→ Exercise goal
Exactly repeat the material, dropping only the pictures.

→ Exercise materials
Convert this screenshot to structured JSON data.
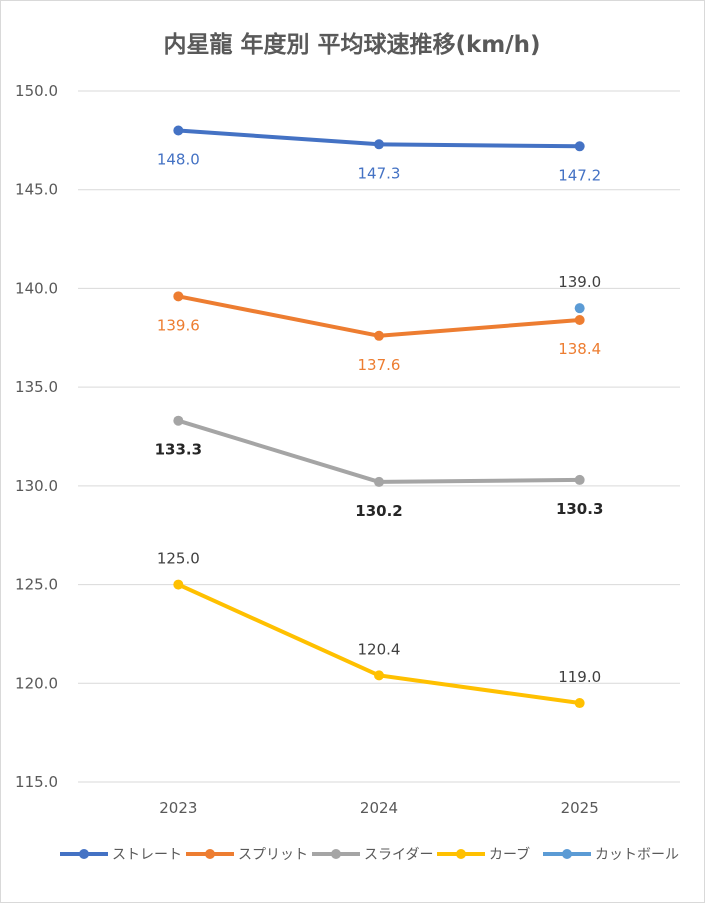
{
  "chart_data": {
    "type": "line",
    "title": "内星龍 年度別 平均球速推移(km/h)",
    "categories": [
      "2023",
      "2024",
      "2025"
    ],
    "ylim": [
      115,
      150
    ],
    "yticks": [
      115,
      120,
      125,
      130,
      135,
      140,
      145,
      150
    ],
    "ytick_labels": [
      "115.0",
      "120.0",
      "125.0",
      "130.0",
      "135.0",
      "140.0",
      "145.0",
      "150.0"
    ],
    "grid": true,
    "legend_position": "bottom",
    "series": [
      {
        "name": "ストレート",
        "color": "#4472c4",
        "values": [
          148.0,
          147.3,
          147.2
        ],
        "labels": [
          "148.0",
          "147.3",
          "147.2"
        ],
        "label_color": "#4472c4",
        "label_pos": "below",
        "label_bold": false
      },
      {
        "name": "スプリット",
        "color": "#ed7d31",
        "values": [
          139.6,
          137.6,
          138.4
        ],
        "labels": [
          "139.6",
          "137.6",
          "138.4"
        ],
        "label_color": "#ed7d31",
        "label_pos": "below",
        "label_bold": false
      },
      {
        "name": "スライダー",
        "color": "#a5a5a5",
        "values": [
          133.3,
          130.2,
          130.3
        ],
        "labels": [
          "133.3",
          "130.2",
          "130.3"
        ],
        "label_color": "#262626",
        "label_pos": "below",
        "label_bold": true
      },
      {
        "name": "カーブ",
        "color": "#ffc000",
        "values": [
          125.0,
          120.4,
          119.0
        ],
        "labels": [
          "125.0",
          "120.4",
          "119.0"
        ],
        "label_color": "#404040",
        "label_pos": "above",
        "label_bold": false
      },
      {
        "name": "カットボール",
        "color": "#5b9bd5",
        "values": [
          null,
          null,
          139.0
        ],
        "labels": [
          null,
          null,
          "139.0"
        ],
        "label_color": "#404040",
        "label_pos": "above",
        "label_bold": false
      }
    ]
  }
}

→ Full response
Convert this screenshot to structured JSON data.
{
  "chart_data": {
    "type": "line",
    "title": "内星龍 年度別 平均球速推移(km/h)",
    "categories": [
      "2023",
      "2024",
      "2025"
    ],
    "ylim": [
      115,
      150
    ],
    "yticks": [
      115,
      120,
      125,
      130,
      135,
      140,
      145,
      150
    ],
    "ytick_labels": [
      "115.0",
      "120.0",
      "125.0",
      "130.0",
      "135.0",
      "140.0",
      "145.0",
      "150.0"
    ],
    "grid": true,
    "legend_position": "bottom",
    "series": [
      {
        "name": "ストレート",
        "color": "#4472c4",
        "values": [
          148.0,
          147.3,
          147.2
        ],
        "labels": [
          "148.0",
          "147.3",
          "147.2"
        ],
        "label_color": "#4472c4",
        "label_pos": "below",
        "label_bold": false
      },
      {
        "name": "スプリット",
        "color": "#ed7d31",
        "values": [
          139.6,
          137.6,
          138.4
        ],
        "labels": [
          "139.6",
          "137.6",
          "138.4"
        ],
        "label_color": "#ed7d31",
        "label_pos": "below",
        "label_bold": false
      },
      {
        "name": "スライダー",
        "color": "#a5a5a5",
        "values": [
          133.3,
          130.2,
          130.3
        ],
        "labels": [
          "133.3",
          "130.2",
          "130.3"
        ],
        "label_color": "#262626",
        "label_pos": "below",
        "label_bold": true
      },
      {
        "name": "カーブ",
        "color": "#ffc000",
        "values": [
          125.0,
          120.4,
          119.0
        ],
        "labels": [
          "125.0",
          "120.4",
          "119.0"
        ],
        "label_color": "#404040",
        "label_pos": "above",
        "label_bold": false
      },
      {
        "name": "カットボール",
        "color": "#5b9bd5",
        "values": [
          null,
          null,
          139.0
        ],
        "labels": [
          null,
          null,
          "139.0"
        ],
        "label_color": "#404040",
        "label_pos": "above",
        "label_bold": false
      }
    ]
  }
}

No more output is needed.